[Start Exercise materials]
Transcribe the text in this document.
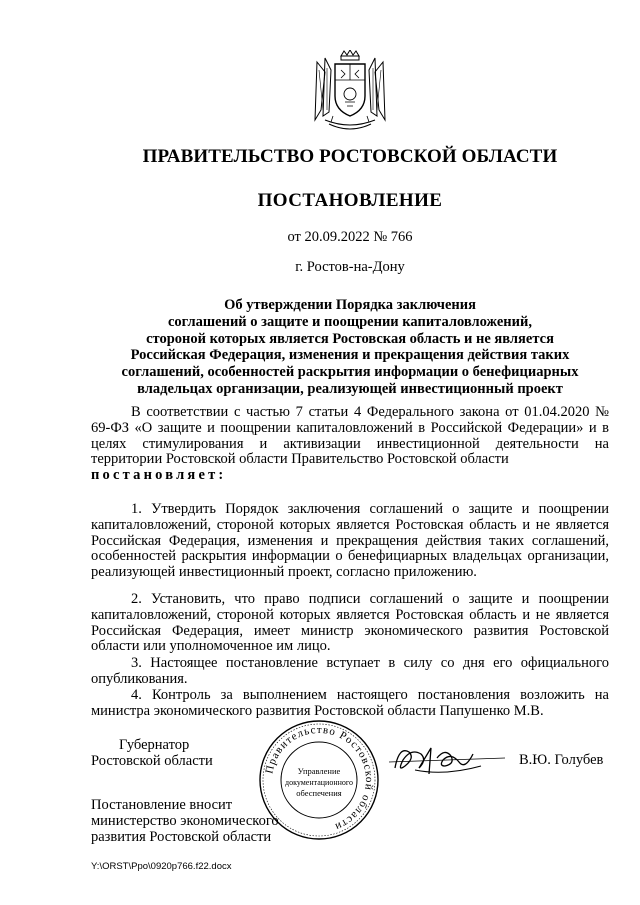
ПРАВИТЕЛЬСТВО РОСТОВСКОЙ ОБЛАСТИ
ПОСТАНОВЛЕНИЕ
от 20.09.2022 № 766
г. Ростов-на-Дону
Об утверждении Порядка заключения
соглашений о защите и поощрении капиталовложений,
стороной которых является Ростовская область и не является
Российская Федерация, изменения и прекращения действия таких
соглашений, особенностей раскрытия информации о бенефициарных
владельцах организации, реализующей инвестиционный проект
В соответствии с частью 7 статьи 4 Федерального закона от 01.04.2020 № 69-ФЗ «О защите и поощрении капиталовложений в Российской Федерации» и в целях стимулирования и активизации инвестиционной деятельности на территории Ростовской области Правительство Ростовской области
постановляет:
1. Утвердить Порядок заключения соглашений о защите и поощрении капиталовложений, стороной которых является Ростовская область и не является Российская Федерация, изменения и прекращения действия таких соглашений, особенностей раскрытия информации о бенефициарных владельцах организации, реализующей инвестиционный проект, согласно приложению.
2. Установить, что право подписи соглашений о защите и поощрении капиталовложений, стороной которых является Ростовская область и не является Российская Федерация, имеет министр экономического развития Ростовской области или уполномоченное им лицо.
3. Настоящее постановление вступает в силу со дня его официального опубликования.
4. Контроль за выполнением настоящего постановления возложить на министра экономического развития Ростовской области Папушенко М.В.
Губернатор
Ростовской области
Правительство Ростовской области
Управление
документационного
обеспечения
В.Ю. Голубев
Постановление вносит
министерство экономического
развития Ростовской области
Y:\ORST\Ppo\0920p766.f22.docx
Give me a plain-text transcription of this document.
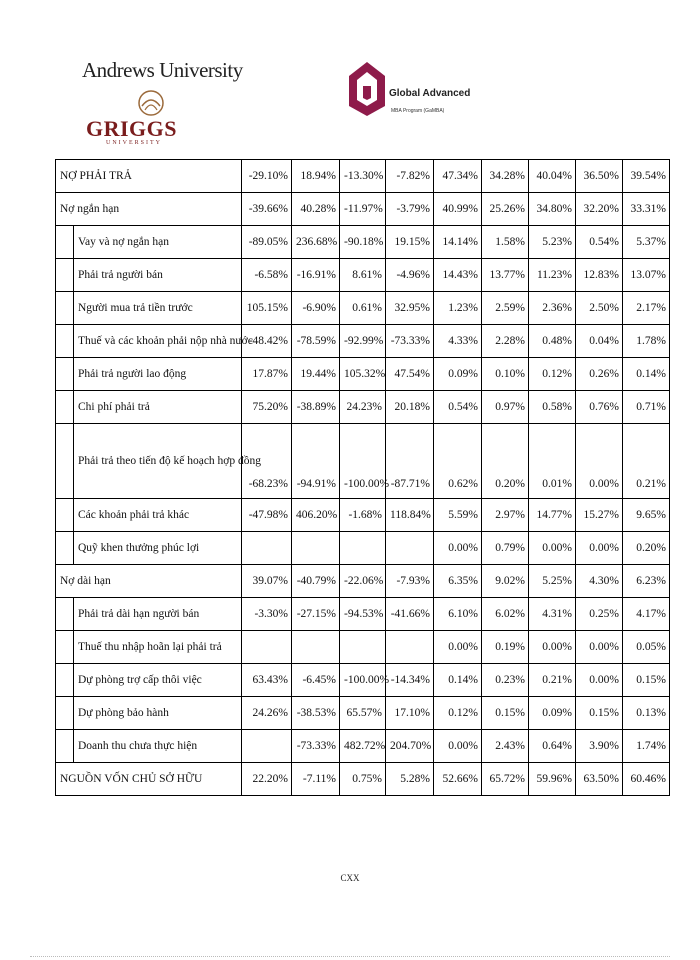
Andrews University
GRIGGS
UNIVERSITY
Global Advanced
MBA Program (GaMBA)
NỢ PHẢI TRẢ		-29.10%	18.94%	-13.30%	-7.82%	47.34%	34.28%	40.04%	36.50%	39.54%
Nợ ngắn hạn		-39.66%	40.28%	-11.97%	-3.79%	40.99%	25.26%	34.80%	32.20%	33.31%
	Vay và nợ ngắn hạn	-89.05%	236.68%	-90.18%	19.15%	14.14%	1.58%	5.23%	0.54%	5.37%
	Phải trả người bán	-6.58%	-16.91%	8.61%	-4.96%	14.43%	13.77%	11.23%	12.83%	13.07%
	Người mua trả tiền trước	105.15%	-6.90%	0.61%	32.95%	1.23%	2.59%	2.36%	2.50%	2.17%
	Thuế và các khoản phải nộp nhà nước	-48.42%	-78.59%	-92.99%	-73.33%	4.33%	2.28%	0.48%	0.04%	1.78%
	Phải trả người lao động	17.87%	19.44%	105.32%	47.54%	0.09%	0.10%	0.12%	0.26%	0.14%
	Chi phí phải trả	75.20%	-38.89%	24.23%	20.18%	0.54%	0.97%	0.58%	0.76%	0.71%
	Phải trả theo tiến độ kế hoạch hợp đồng	-68.23%	-94.91%	-100.00%	-87.71%	0.62%	0.20%	0.01%	0.00%	0.21%
	Các khoản phải trả khác	-47.98%	406.20%	-1.68%	118.84%	5.59%	2.97%	14.77%	15.27%	9.65%
	Quỹ khen thưởng phúc lợi					0.00%	0.79%	0.00%	0.00%	0.20%
Nợ dài hạn		39.07%	-40.79%	-22.06%	-7.93%	6.35%	9.02%	5.25%	4.30%	6.23%
	Phải trả dài hạn người bán	-3.30%	-27.15%	-94.53%	-41.66%	6.10%	6.02%	4.31%	0.25%	4.17%
	Thuế thu nhập hoãn lại phải trả					0.00%	0.19%	0.00%	0.00%	0.05%
	Dự phòng trợ cấp thôi việc	63.43%	-6.45%	-100.00%	-14.34%	0.14%	0.23%	0.21%	0.00%	0.15%
	Dự phòng bảo hành	24.26%	-38.53%	65.57%	17.10%	0.12%	0.15%	0.09%	0.15%	0.13%
	Doanh thu chưa thực hiện		-73.33%	482.72%	204.70%	0.00%	2.43%	0.64%	3.90%	1.74%
NGUỒN VỐN CHỦ SỞ HỮU		22.20%	-7.11%	0.75%	5.28%	52.66%	65.72%	59.96%	63.50%	60.46%
CXX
[End Exercise materials]
■ Your goal
Starting with the line that holds "Give me a plain-text", repeat exactly every line through the end of the material above, both ends included, without the pictures.

■ Output for this task
Give me a plain-text transcription of this document.
Andrews University
GRIGGS
UNIVERSITY
Global Advanced
MBA Program (GaMBA)
NỢ PHẢI TRẢ		-29.10%	18.94%	-13.30%	-7.82%	47.34%	34.28%	40.04%	36.50%	39.54%
Nợ ngắn hạn		-39.66%	40.28%	-11.97%	-3.79%	40.99%	25.26%	34.80%	32.20%	33.31%
	Vay và nợ ngắn hạn	-89.05%	236.68%	-90.18%	19.15%	14.14%	1.58%	5.23%	0.54%	5.37%
	Phải trả người bán	-6.58%	-16.91%	8.61%	-4.96%	14.43%	13.77%	11.23%	12.83%	13.07%
	Người mua trả tiền trước	105.15%	-6.90%	0.61%	32.95%	1.23%	2.59%	2.36%	2.50%	2.17%
	Thuế và các khoản phải nộp nhà nước	-48.42%	-78.59%	-92.99%	-73.33%	4.33%	2.28%	0.48%	0.04%	1.78%
	Phải trả người lao động	17.87%	19.44%	105.32%	47.54%	0.09%	0.10%	0.12%	0.26%	0.14%
	Chi phí phải trả	75.20%	-38.89%	24.23%	20.18%	0.54%	0.97%	0.58%	0.76%	0.71%
	Phải trả theo tiến độ kế hoạch hợp đồng	-68.23%	-94.91%	-100.00%	-87.71%	0.62%	0.20%	0.01%	0.00%	0.21%
	Các khoản phải trả khác	-47.98%	406.20%	-1.68%	118.84%	5.59%	2.97%	14.77%	15.27%	9.65%
	Quỹ khen thưởng phúc lợi					0.00%	0.79%	0.00%	0.00%	0.20%
Nợ dài hạn		39.07%	-40.79%	-22.06%	-7.93%	6.35%	9.02%	5.25%	4.30%	6.23%
	Phải trả dài hạn người bán	-3.30%	-27.15%	-94.53%	-41.66%	6.10%	6.02%	4.31%	0.25%	4.17%
	Thuế thu nhập hoãn lại phải trả					0.00%	0.19%	0.00%	0.00%	0.05%
	Dự phòng trợ cấp thôi việc	63.43%	-6.45%	-100.00%	-14.34%	0.14%	0.23%	0.21%	0.00%	0.15%
	Dự phòng bảo hành	24.26%	-38.53%	65.57%	17.10%	0.12%	0.15%	0.09%	0.15%	0.13%
	Doanh thu chưa thực hiện		-73.33%	482.72%	204.70%	0.00%	2.43%	0.64%	3.90%	1.74%
NGUỒN VỐN CHỦ SỞ HỮU		22.20%	-7.11%	0.75%	5.28%	52.66%	65.72%	59.96%	63.50%	60.46%
CXX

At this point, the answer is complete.